- _Tasks_
a. Reproduce the piece on EU consumer returns from "These developments are" up to and including "bought it online?".
b. For the piece on EU consumer returns, state whether each statement agrees with it, answering yes or no and quoting the deciding words: (i) President Juncker's instruction to Vice-President Ansip dates from November 2014; (ii) physical stores would fall under the e-commerce Directive; (iii) the proposed Directive for tangible goods sold online would set a two year period for the reversal of burden of proof.

- _Text block_
------------------------------
Creating consumer confusion – the dilemma of online, offline, and digital returns
Way back in November 2014, President Juncker gallantly informed Vice-President Ansip that he must modernise and simplify consumer rules for online and digital purchases. However, current legislative developments could create an unappealing shopping environment for consumers, and suppliers, as they tackle divergent rules for tangible and digital goods, confusion over rights for goods bought online or offline, and differing warranty periods for different parts of a product.
These developments are particularly worrying given that online businesses depend on the consumer’s trust and user experience. I’m sure we can all think of websites that we avoid simply due to a bad user experience or a burdensome returns policy. Conversely, an unappealing brick and mortar store may still earn our custom simply due to being in a convenient location. With online companies vying for attention in a crowded marketplace, a bad consumer experience means pressing ‘x’, opening a new tab, and going somewhere else. For this exact reason, the EU needs to ensure that online rules are simple and accessible for consumers.
What do you mean I should have bought it online?
MEP Pascal Arimont (EPP, BE) has correctly identified that the Directive for the online sale of tangible goods (i.e. shoes, clothes etc.) focuses on “a question of consumer confidence” and “depends on consumers”. However, the Directive creates a certain level of confusion for consumers as it falls into an already crowded field of blandly named consumer legislation with the Consumer Sales Directive, the e-commerce Directive, the Directive on un-fair contract terms, and several others. Indeed, MEP Dennis de Jong has queried this “lasagne of legislation”, while several MEPs complain that it creates a separate online system.
One such example is that, if adopted in its current form, the proposed Directive for tangible goods sold online would establish a two year period for the ‘reversal of burden of proof’, which means that the seller must presume any defect existed at the time of delivery. Conversely, physical stores would be subject to the current Consumer Sales Directive which provides a 6 month timeframe. In practice, this means that if you buy a pair of shoes in a store, then there is a 6 month timeframe within which the ‘reversal of burden of proof’ exists. However, if you purchase the exact same pair of shoes from the exact same seller but this time online, then there exists a 2 year timeline. Modern business models increasingly require a multichannel sales approach, and having divergent requirements for different sales channels does not benefit the consumer, or supplier. Buying a product online should not become focused on whether it offers more or less rights than purchasing in a shop. Consumers do not think like this, and neither should EU policymakers.
------------------------------
- _Data section_
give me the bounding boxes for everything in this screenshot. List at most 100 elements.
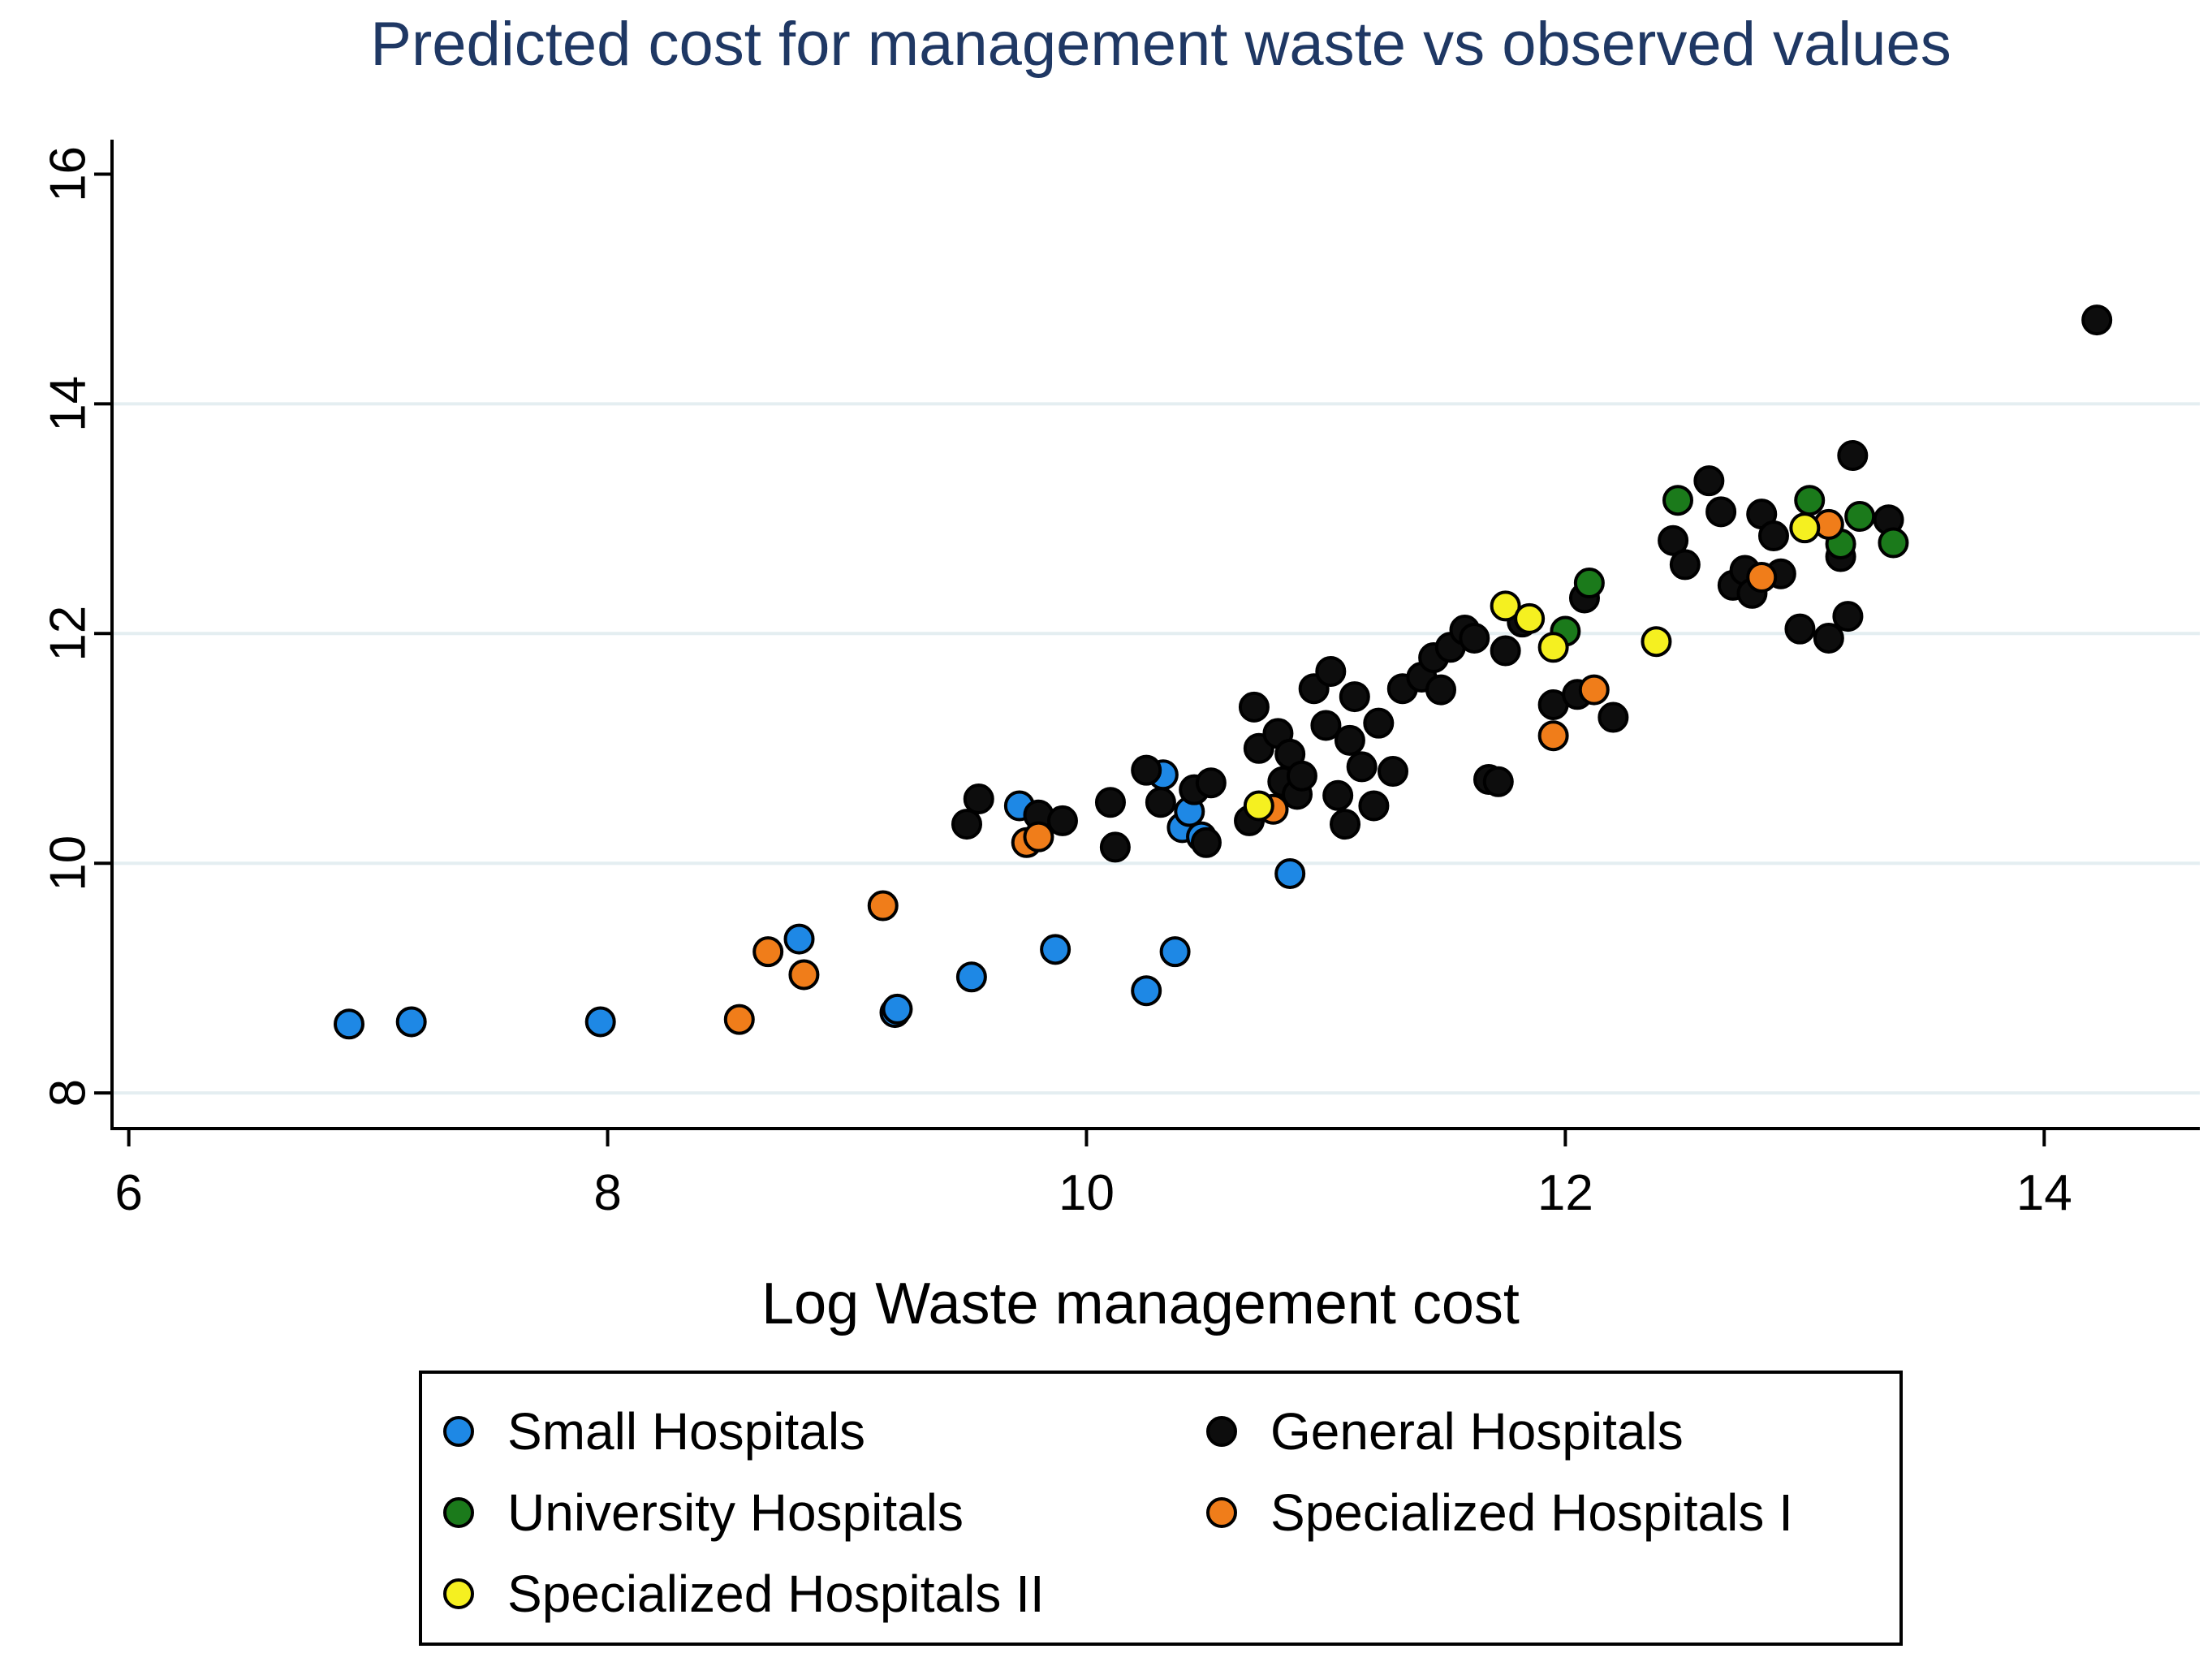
------------------------------
- _Results of the tasks_
a.
These developments are particularly worrying given that online businesses depend on the consumer’s trust and user experience. I’m sure we can all think of websites that we avoid simply due to a bad user experience or a burdensome returns policy. Conversely, an unappealing brick and mortar store may still earn our custom simply due to being in a convenient location. With online companies vying for attention in a crowded marketplace, a bad consumer experience means pressing ‘x’, opening a new tab, and going somewhere else. For this exact reason, the EU needs to ensure that online rules are simple and accessible for consumers.
What do you mean I should have bought it online?

b.
(i) Yes: "Way back in November 2014, President Juncker gallantly informed Vice-President Ansip"
(ii) No: "physical stores would be subject to the current Consumer Sales Directive which provides a 6 month timeframe"
(iii) Yes: "would establish a two year period for the ‘reversal of burden of proof’"